→ THE REQUEST: Check every line of the entries below for the word "name", and copy the ones that have it.

Extracts from a graphics dataset
— Begin —

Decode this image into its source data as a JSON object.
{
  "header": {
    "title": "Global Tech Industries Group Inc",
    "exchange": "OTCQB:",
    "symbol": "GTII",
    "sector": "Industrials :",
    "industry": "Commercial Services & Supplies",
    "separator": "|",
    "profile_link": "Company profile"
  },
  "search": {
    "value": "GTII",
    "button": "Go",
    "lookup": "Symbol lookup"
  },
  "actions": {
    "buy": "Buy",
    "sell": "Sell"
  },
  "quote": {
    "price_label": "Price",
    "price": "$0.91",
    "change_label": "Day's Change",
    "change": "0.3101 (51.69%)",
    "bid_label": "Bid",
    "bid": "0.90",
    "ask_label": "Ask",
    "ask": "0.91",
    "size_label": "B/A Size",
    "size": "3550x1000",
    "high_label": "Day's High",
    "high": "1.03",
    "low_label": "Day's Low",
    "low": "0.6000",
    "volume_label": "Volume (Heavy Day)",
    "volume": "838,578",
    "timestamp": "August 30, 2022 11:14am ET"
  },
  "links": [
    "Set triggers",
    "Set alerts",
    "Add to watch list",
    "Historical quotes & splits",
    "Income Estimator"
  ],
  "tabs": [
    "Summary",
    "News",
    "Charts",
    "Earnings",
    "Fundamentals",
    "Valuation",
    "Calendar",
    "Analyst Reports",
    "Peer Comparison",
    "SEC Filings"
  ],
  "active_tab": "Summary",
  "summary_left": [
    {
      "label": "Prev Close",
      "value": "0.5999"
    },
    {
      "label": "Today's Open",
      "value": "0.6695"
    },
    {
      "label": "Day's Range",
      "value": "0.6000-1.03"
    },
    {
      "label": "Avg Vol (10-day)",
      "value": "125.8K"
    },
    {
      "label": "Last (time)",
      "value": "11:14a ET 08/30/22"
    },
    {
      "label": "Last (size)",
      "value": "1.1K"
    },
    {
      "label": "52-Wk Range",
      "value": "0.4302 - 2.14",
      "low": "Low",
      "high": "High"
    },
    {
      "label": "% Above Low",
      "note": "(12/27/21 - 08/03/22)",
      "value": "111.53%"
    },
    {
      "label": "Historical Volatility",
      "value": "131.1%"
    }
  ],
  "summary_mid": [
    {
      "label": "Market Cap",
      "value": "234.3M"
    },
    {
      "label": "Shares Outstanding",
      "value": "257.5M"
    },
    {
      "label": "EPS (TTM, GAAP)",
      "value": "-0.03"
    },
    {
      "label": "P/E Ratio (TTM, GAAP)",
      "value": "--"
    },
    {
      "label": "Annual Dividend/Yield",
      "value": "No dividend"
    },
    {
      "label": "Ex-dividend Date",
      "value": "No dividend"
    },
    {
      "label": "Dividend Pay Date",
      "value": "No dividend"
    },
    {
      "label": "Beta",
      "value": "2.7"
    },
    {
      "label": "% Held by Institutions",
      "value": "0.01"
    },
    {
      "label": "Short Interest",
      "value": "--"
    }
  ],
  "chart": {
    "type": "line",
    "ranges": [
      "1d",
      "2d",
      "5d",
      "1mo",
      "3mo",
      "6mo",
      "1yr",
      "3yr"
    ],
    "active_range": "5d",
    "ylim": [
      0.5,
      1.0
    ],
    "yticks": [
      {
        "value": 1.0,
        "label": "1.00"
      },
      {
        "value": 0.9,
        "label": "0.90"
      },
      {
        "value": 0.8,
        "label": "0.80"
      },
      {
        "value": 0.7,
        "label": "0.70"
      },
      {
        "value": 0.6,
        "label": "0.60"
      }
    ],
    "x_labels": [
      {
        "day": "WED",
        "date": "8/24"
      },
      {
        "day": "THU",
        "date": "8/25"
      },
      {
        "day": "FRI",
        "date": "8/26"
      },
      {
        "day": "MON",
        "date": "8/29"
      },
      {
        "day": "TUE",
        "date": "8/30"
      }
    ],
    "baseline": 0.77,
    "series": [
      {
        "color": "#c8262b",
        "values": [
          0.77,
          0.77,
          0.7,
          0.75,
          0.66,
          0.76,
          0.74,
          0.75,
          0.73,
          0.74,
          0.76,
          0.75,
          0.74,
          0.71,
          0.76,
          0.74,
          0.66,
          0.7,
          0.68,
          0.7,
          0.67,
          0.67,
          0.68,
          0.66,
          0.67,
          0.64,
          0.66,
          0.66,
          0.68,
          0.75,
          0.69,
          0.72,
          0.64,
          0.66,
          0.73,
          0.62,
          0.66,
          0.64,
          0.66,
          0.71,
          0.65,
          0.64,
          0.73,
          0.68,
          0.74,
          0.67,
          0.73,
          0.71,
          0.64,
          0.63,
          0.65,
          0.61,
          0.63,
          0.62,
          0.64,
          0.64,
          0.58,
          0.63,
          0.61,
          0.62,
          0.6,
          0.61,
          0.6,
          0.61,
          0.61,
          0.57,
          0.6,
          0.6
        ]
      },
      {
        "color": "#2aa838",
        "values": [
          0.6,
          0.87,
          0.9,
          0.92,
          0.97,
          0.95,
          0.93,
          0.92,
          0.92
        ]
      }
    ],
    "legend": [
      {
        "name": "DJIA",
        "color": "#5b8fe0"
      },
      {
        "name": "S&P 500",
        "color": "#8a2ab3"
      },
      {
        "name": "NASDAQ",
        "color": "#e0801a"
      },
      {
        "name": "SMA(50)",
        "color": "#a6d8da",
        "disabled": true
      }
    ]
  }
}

— End —

→ ANSWER:
        "name": "DJIA",
        "name": "S&P 500",
        "name": "NASDAQ",
        "name": "SMA(50)",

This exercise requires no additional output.